* begin Given records *

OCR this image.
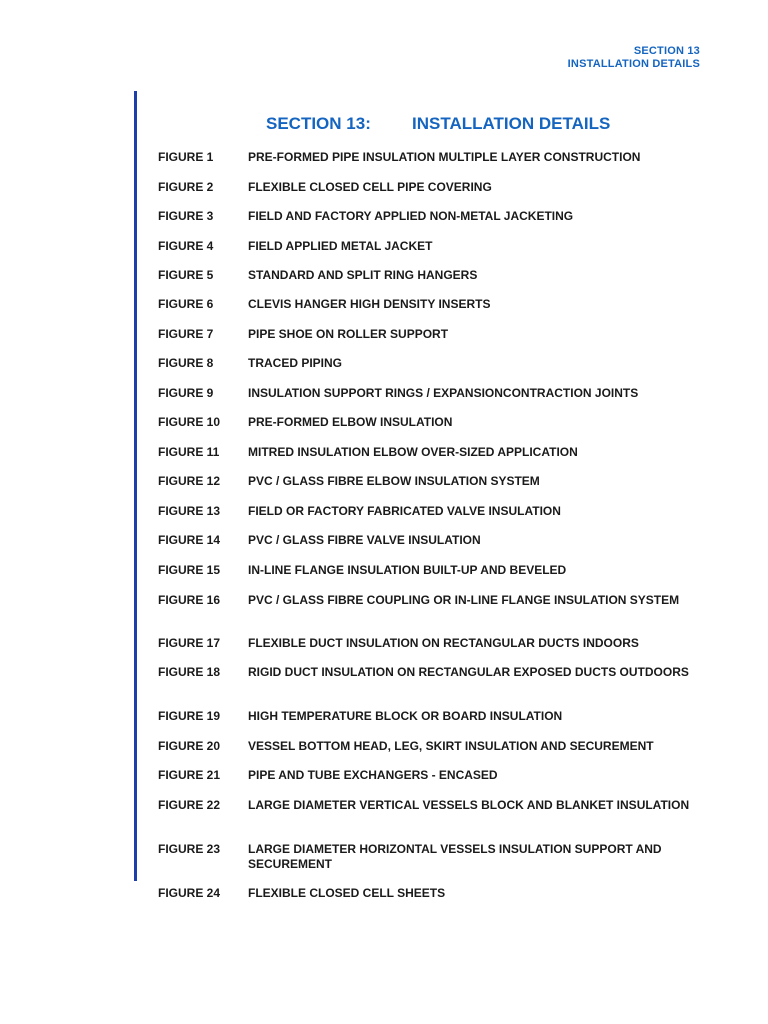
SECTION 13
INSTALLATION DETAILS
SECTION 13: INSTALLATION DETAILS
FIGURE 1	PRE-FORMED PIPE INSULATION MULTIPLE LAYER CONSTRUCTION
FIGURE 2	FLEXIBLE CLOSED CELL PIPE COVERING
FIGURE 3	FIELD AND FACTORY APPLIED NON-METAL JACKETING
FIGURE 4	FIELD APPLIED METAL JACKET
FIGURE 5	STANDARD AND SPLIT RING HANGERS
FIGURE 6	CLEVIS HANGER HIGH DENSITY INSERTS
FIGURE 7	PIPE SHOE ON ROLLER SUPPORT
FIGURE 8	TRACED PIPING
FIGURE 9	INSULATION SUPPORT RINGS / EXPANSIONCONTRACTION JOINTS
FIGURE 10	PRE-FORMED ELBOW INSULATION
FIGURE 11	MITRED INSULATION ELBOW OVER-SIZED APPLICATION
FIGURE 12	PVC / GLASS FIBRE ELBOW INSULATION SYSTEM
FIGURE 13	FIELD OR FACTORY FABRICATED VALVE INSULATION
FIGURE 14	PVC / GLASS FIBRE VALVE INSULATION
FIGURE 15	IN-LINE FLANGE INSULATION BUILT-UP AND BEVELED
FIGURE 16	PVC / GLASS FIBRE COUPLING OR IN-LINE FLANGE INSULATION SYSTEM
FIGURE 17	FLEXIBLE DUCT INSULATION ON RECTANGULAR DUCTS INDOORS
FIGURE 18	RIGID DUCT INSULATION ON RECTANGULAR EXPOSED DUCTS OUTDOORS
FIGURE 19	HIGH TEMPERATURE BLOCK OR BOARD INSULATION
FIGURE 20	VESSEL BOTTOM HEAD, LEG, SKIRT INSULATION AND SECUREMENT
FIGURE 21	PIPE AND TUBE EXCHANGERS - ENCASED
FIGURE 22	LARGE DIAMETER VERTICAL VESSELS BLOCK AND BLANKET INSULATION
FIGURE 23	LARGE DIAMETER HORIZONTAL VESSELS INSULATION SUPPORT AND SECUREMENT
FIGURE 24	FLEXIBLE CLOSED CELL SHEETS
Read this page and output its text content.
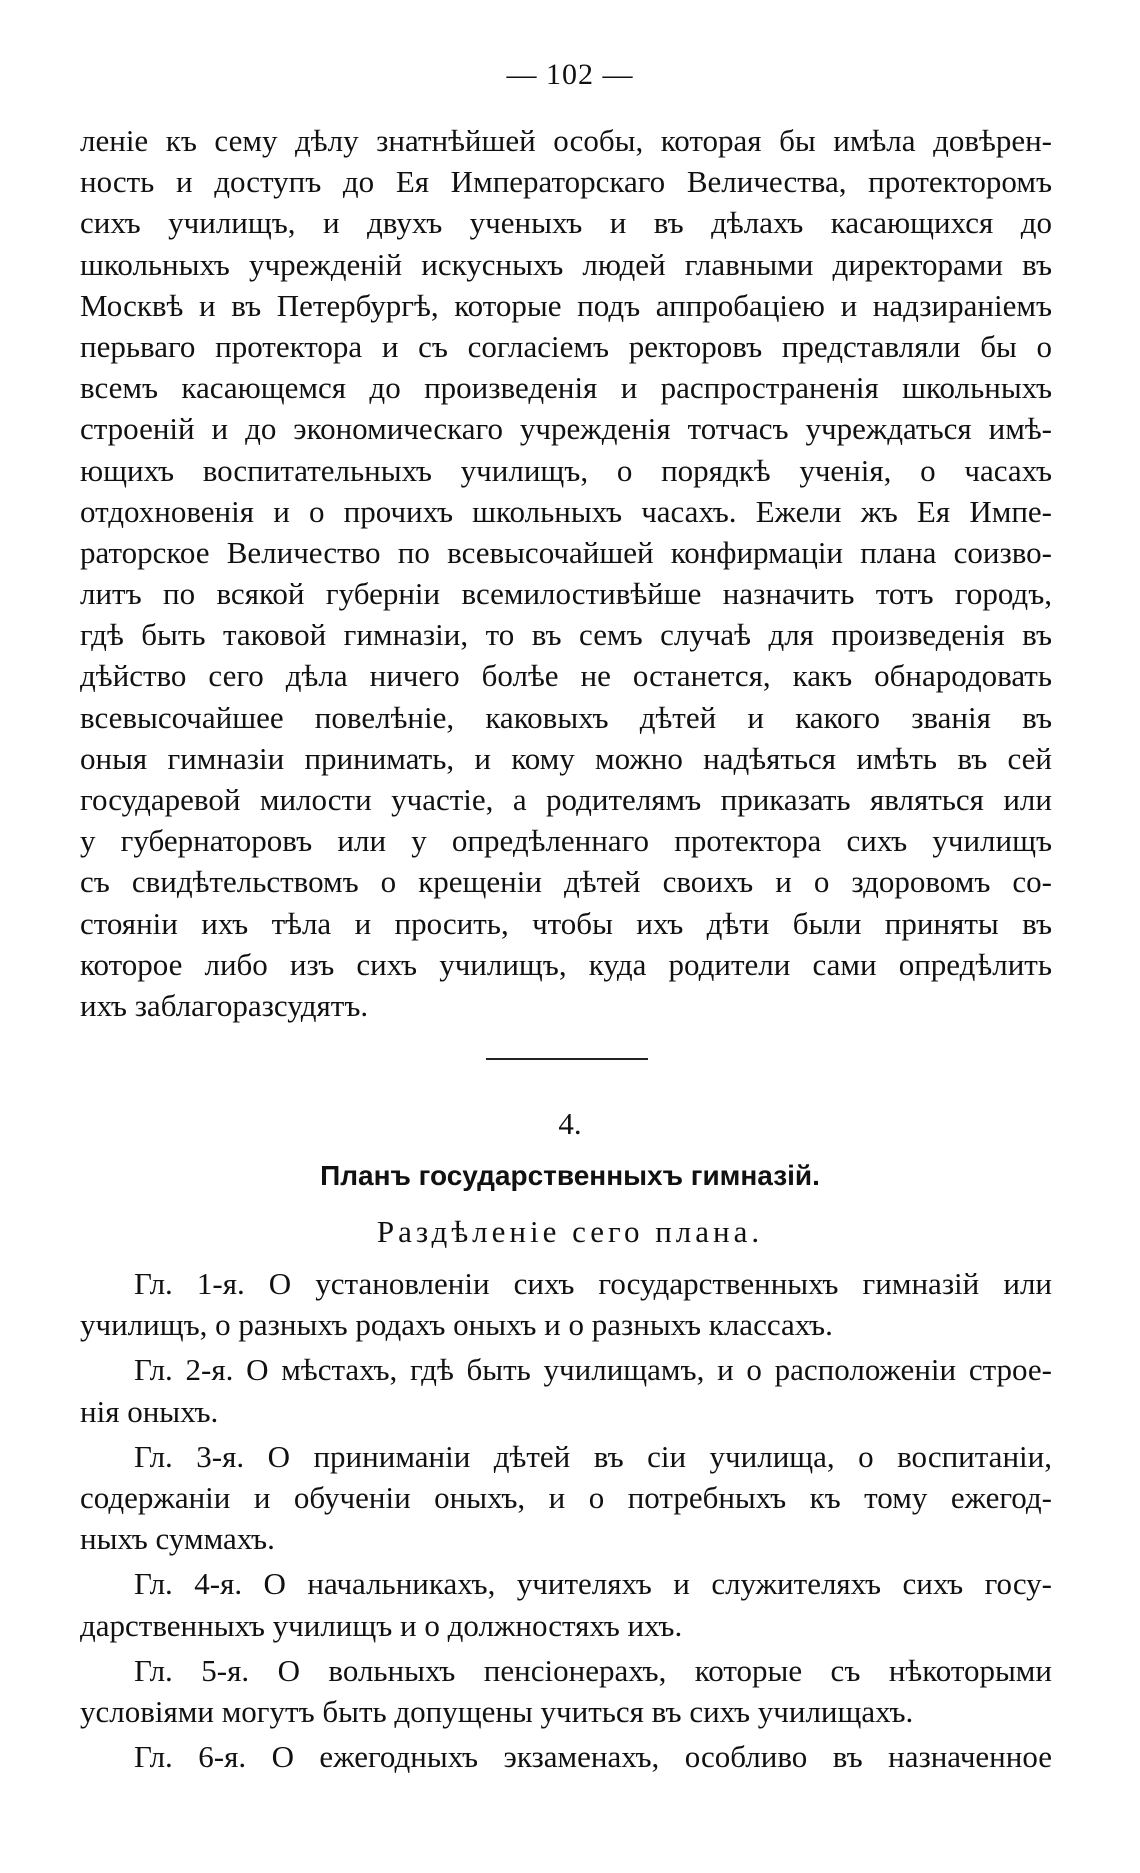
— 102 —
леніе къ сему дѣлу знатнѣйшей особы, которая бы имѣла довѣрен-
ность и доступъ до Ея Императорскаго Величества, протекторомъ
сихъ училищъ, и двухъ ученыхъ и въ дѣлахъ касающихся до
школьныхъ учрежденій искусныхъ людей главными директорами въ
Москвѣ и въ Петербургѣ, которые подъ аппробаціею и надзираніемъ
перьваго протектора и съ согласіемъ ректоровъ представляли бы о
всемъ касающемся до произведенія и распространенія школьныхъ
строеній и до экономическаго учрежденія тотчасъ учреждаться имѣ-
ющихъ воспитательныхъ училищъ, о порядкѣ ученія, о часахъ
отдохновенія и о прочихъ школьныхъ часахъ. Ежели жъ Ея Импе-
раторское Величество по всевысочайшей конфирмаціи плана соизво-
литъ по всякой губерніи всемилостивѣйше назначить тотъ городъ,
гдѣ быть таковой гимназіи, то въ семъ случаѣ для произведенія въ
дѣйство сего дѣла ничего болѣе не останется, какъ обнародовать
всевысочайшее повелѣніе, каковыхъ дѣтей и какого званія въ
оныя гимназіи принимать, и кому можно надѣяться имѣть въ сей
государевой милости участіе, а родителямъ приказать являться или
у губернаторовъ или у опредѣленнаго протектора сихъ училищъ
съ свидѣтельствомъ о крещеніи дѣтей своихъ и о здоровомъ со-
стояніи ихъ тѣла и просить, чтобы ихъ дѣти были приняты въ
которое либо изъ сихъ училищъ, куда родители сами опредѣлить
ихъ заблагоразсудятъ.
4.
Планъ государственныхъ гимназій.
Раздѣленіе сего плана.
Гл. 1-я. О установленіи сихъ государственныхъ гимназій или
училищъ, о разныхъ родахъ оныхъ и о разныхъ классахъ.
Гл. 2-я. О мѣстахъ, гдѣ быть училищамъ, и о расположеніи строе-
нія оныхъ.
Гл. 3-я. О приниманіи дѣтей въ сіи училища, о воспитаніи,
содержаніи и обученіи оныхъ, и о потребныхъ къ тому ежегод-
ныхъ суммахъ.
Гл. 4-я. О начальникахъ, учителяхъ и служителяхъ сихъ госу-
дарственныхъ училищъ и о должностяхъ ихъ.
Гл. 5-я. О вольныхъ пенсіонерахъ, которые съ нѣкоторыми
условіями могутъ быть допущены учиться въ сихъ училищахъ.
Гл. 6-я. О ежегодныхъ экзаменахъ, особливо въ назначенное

* end Given records *

### Description of the task
Reproduce each line of the records exactly, and omit every picture.

### The response
OCR this image.
SECTION 13
INSTALLATION DETAILS
SECTION 13: INSTALLATION DETAILS
FIGURE 1	PRE-FORMED PIPE INSULATION MULTIPLE LAYER CONSTRUCTION
FIGURE 2	FLEXIBLE CLOSED CELL PIPE COVERING
FIGURE 3	FIELD AND FACTORY APPLIED NON-METAL JACKETING
FIGURE 4	FIELD APPLIED METAL JACKET
FIGURE 5	STANDARD AND SPLIT RING HANGERS
FIGURE 6	CLEVIS HANGER HIGH DENSITY INSERTS
FIGURE 7	PIPE SHOE ON ROLLER SUPPORT
FIGURE 8	TRACED PIPING
FIGURE 9	INSULATION SUPPORT RINGS / EXPANSIONCONTRACTION JOINTS
FIGURE 10	PRE-FORMED ELBOW INSULATION
FIGURE 11	MITRED INSULATION ELBOW OVER-SIZED APPLICATION
FIGURE 12	PVC / GLASS FIBRE ELBOW INSULATION SYSTEM
FIGURE 13	FIELD OR FACTORY FABRICATED VALVE INSULATION
FIGURE 14	PVC / GLASS FIBRE VALVE INSULATION
FIGURE 15	IN-LINE FLANGE INSULATION BUILT-UP AND BEVELED
FIGURE 16	PVC / GLASS FIBRE COUPLING OR IN-LINE FLANGE INSULATION SYSTEM
FIGURE 17	FLEXIBLE DUCT INSULATION ON RECTANGULAR DUCTS INDOORS
FIGURE 18	RIGID DUCT INSULATION ON RECTANGULAR EXPOSED DUCTS OUTDOORS
FIGURE 19	HIGH TEMPERATURE BLOCK OR BOARD INSULATION
FIGURE 20	VESSEL BOTTOM HEAD, LEG, SKIRT INSULATION AND SECUREMENT
FIGURE 21	PIPE AND TUBE EXCHANGERS - ENCASED
FIGURE 22	LARGE DIAMETER VERTICAL VESSELS BLOCK AND BLANKET INSULATION
FIGURE 23	LARGE DIAMETER HORIZONTAL VESSELS INSULATION SUPPORT AND SECUREMENT
FIGURE 24	FLEXIBLE CLOSED CELL SHEETS
Read this page and output its text content.
— 102 —
леніе къ сему дѣлу знатнѣйшей особы, которая бы имѣла довѣрен-
ность и доступъ до Ея Императорскаго Величества, протекторомъ
сихъ училищъ, и двухъ ученыхъ и въ дѣлахъ касающихся до
школьныхъ учрежденій искусныхъ людей главными директорами въ
Москвѣ и въ Петербургѣ, которые подъ аппробаціею и надзираніемъ
перьваго протектора и съ согласіемъ ректоровъ представляли бы о
всемъ касающемся до произведенія и распространенія школьныхъ
строеній и до экономическаго учрежденія тотчасъ учреждаться имѣ-
ющихъ воспитательныхъ училищъ, о порядкѣ ученія, о часахъ
отдохновенія и о прочихъ школьныхъ часахъ. Ежели жъ Ея Импе-
раторское Величество по всевысочайшей конфирмаціи плана соизво-
литъ по всякой губерніи всемилостивѣйше назначить тотъ городъ,
гдѣ быть таковой гимназіи, то въ семъ случаѣ для произведенія въ
дѣйство сего дѣла ничего болѣе не останется, какъ обнародовать
всевысочайшее повелѣніе, каковыхъ дѣтей и какого званія въ
оныя гимназіи принимать, и кому можно надѣяться имѣть въ сей
государевой милости участіе, а родителямъ приказать являться или
у губернаторовъ или у опредѣленнаго протектора сихъ училищъ
съ свидѣтельствомъ о крещеніи дѣтей своихъ и о здоровомъ со-
стояніи ихъ тѣла и просить, чтобы ихъ дѣти были приняты въ
которое либо изъ сихъ училищъ, куда родители сами опредѣлить
ихъ заблагоразсудятъ.
4.
Планъ государственныхъ гимназій.
Раздѣленіе сего плана.
Гл. 1-я. О установленіи сихъ государственныхъ гимназій или
училищъ, о разныхъ родахъ оныхъ и о разныхъ классахъ.
Гл. 2-я. О мѣстахъ, гдѣ быть училищамъ, и о расположеніи строе-
нія оныхъ.
Гл. 3-я. О приниманіи дѣтей въ сіи училища, о воспитаніи,
содержаніи и обученіи оныхъ, и о потребныхъ къ тому ежегод-
ныхъ суммахъ.
Гл. 4-я. О начальникахъ, учителяхъ и служителяхъ сихъ госу-
дарственныхъ училищъ и о должностяхъ ихъ.
Гл. 5-я. О вольныхъ пенсіонерахъ, которые съ нѣкоторыми
условіями могутъ быть допущены учиться въ сихъ училищахъ.
Гл. 6-я. О ежегодныхъ экзаменахъ, особливо въ назначенное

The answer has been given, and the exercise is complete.